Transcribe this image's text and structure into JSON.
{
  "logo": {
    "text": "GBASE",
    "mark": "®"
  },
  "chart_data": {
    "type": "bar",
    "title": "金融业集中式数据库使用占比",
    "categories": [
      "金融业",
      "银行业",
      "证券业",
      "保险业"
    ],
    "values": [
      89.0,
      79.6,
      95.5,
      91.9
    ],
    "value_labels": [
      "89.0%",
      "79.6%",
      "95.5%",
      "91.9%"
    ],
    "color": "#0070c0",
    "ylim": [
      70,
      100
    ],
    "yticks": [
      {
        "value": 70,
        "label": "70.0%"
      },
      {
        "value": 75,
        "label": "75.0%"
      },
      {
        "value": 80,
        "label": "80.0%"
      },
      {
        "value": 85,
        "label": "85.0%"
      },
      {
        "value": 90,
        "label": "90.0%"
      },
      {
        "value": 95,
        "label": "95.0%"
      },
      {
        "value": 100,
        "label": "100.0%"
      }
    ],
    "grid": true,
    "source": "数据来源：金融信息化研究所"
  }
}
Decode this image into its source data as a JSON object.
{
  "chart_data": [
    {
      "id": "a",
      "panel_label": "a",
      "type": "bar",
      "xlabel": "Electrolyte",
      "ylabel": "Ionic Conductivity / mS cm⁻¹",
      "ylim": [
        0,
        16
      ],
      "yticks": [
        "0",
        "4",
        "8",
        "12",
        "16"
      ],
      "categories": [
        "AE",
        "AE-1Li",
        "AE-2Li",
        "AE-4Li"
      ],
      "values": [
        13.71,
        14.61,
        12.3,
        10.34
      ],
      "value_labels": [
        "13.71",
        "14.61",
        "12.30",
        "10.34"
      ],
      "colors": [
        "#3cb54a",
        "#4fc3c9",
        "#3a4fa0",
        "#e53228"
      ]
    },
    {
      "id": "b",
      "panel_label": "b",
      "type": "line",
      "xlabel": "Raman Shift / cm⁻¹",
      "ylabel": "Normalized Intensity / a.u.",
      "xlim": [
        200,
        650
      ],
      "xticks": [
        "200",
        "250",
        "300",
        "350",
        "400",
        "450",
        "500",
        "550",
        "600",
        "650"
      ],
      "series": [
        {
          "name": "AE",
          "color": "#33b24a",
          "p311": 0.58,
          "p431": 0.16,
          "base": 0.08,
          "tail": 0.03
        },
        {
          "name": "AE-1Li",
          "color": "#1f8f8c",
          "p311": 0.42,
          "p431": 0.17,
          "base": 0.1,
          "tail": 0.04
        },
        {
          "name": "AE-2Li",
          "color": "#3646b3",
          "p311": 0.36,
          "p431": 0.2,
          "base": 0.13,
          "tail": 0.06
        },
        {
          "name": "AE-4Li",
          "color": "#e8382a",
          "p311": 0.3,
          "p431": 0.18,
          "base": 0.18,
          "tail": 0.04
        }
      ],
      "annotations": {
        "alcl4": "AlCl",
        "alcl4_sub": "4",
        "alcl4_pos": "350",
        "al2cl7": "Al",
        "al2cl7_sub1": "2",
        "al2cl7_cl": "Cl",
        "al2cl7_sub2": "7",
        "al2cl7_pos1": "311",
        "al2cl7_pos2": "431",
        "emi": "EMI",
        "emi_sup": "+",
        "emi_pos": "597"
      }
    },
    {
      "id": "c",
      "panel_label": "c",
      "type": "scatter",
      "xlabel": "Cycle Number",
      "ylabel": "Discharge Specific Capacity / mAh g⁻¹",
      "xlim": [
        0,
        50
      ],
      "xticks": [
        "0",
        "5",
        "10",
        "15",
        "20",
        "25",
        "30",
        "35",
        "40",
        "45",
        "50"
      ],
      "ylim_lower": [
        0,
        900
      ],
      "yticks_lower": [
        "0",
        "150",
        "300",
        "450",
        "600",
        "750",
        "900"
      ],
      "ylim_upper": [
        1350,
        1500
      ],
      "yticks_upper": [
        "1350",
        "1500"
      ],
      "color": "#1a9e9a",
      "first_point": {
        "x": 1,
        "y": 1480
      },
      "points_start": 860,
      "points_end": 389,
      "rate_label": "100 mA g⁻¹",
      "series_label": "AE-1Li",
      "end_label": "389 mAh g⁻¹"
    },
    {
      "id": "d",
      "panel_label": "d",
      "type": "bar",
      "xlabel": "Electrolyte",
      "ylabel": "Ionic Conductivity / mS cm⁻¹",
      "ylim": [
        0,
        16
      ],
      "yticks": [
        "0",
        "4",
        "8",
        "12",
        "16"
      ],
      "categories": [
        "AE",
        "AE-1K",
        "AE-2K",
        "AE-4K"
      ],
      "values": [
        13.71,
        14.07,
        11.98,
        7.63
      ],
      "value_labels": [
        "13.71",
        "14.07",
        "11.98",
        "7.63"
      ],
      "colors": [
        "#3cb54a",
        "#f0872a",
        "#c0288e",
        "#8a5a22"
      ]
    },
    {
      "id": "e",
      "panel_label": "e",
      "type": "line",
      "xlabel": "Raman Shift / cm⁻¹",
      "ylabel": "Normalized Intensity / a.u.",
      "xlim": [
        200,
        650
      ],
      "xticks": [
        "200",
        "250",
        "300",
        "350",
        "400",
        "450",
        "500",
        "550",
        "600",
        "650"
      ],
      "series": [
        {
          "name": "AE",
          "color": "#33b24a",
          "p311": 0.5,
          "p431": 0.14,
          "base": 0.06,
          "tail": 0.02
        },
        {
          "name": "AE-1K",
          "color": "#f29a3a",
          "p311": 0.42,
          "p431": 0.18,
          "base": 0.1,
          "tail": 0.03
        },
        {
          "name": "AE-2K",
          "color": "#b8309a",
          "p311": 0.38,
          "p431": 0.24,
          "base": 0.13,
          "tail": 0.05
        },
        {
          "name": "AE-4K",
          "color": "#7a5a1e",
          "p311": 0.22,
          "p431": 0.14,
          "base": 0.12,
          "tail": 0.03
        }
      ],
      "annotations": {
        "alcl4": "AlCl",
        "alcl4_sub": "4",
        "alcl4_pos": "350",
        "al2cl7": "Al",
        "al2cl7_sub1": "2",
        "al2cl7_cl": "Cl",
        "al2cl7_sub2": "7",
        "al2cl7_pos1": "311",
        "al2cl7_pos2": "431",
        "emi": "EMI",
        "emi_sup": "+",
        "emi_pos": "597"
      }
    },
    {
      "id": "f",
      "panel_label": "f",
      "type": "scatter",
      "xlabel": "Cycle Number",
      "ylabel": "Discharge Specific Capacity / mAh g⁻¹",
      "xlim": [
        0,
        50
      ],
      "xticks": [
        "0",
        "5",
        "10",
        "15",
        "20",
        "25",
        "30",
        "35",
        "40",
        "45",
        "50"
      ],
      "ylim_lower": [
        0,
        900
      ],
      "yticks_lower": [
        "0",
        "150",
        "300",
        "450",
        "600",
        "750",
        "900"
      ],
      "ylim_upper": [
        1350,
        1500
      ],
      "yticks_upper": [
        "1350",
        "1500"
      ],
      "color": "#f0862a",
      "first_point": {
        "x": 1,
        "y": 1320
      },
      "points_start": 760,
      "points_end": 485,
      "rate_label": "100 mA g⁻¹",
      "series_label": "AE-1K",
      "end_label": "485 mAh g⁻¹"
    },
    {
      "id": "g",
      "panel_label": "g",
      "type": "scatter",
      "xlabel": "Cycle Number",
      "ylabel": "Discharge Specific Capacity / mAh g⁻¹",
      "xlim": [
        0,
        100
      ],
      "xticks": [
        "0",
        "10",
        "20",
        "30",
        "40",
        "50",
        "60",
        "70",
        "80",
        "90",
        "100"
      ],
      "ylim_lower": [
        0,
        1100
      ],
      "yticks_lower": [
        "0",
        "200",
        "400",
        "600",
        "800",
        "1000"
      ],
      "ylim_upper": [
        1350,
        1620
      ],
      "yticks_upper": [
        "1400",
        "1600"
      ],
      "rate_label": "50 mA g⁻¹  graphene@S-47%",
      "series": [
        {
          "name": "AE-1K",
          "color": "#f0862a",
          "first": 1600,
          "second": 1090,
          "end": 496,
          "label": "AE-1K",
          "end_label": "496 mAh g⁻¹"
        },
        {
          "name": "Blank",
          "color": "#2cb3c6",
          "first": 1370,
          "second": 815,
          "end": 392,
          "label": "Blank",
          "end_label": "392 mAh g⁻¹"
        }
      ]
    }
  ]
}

◆ **Task requirements**
Track down every line of the material containing the string "image", and copy it.

◆ **The response**
Transcribe this image's text and structure into JSON.
Decode this image into its source data as a JSON object.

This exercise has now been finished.